----- EXERCISE MATERIALS -----
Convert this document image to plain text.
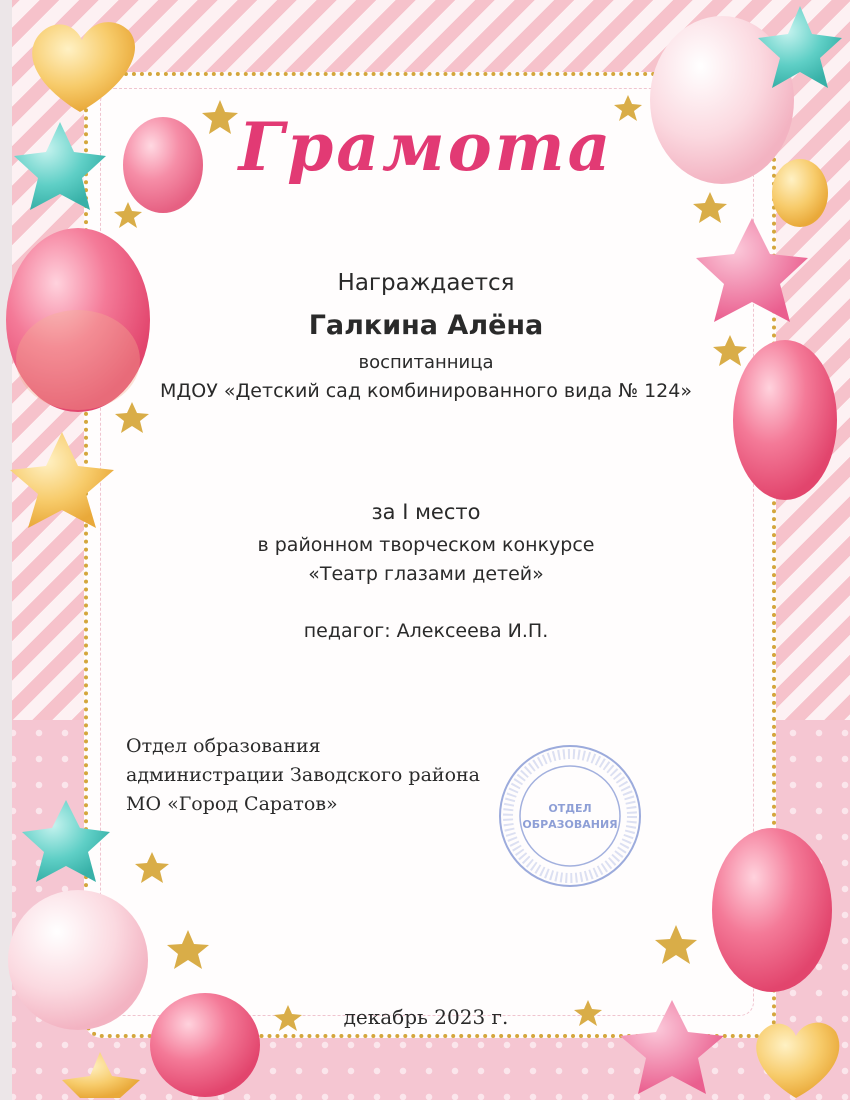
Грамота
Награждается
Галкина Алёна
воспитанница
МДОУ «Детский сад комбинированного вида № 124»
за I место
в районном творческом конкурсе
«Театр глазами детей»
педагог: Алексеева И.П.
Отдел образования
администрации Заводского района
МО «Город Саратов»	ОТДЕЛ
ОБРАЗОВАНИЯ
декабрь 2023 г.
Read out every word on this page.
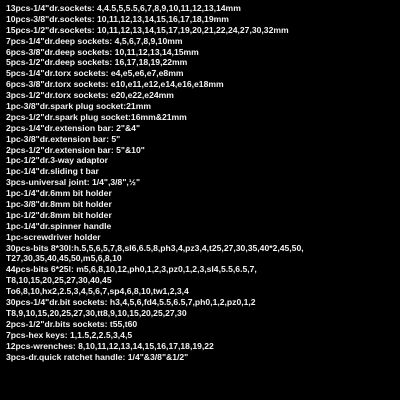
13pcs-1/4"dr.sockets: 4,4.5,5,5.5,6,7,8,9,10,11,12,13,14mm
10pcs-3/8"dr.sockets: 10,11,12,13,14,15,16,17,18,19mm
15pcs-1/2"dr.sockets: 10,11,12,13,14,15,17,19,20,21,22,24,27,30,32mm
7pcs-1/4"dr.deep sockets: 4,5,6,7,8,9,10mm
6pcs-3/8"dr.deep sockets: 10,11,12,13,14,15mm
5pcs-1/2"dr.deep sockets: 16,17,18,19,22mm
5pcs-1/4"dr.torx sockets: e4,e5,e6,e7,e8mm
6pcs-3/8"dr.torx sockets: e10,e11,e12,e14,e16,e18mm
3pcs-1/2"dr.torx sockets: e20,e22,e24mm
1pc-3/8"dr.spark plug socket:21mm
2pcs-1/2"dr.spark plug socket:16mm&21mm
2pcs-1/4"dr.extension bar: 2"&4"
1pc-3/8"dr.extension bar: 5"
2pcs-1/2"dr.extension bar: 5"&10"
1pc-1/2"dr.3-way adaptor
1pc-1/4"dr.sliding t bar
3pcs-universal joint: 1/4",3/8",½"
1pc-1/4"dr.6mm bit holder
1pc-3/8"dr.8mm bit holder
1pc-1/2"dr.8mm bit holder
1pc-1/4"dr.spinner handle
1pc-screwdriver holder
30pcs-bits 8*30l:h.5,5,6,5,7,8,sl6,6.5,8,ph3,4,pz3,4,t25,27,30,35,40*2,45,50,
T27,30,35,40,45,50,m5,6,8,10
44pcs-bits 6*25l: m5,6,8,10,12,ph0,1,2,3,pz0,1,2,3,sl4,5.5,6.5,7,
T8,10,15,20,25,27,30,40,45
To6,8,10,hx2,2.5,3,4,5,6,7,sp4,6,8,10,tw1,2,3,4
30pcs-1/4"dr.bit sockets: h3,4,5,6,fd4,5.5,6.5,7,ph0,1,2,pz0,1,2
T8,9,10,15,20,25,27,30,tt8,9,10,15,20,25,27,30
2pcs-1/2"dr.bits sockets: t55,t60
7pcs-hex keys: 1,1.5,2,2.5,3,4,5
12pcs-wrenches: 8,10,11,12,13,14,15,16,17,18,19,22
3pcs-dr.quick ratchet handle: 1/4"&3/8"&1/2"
-----
=== REQUEST ===
Look through the lines above and collect those with the word "handle".

=== RESPONSE FOR THIS EXERCISE ===
1pc-1/4"dr.spinner handle
3pcs-dr.quick ratchet handle: 1/4"&3/8"&1/2"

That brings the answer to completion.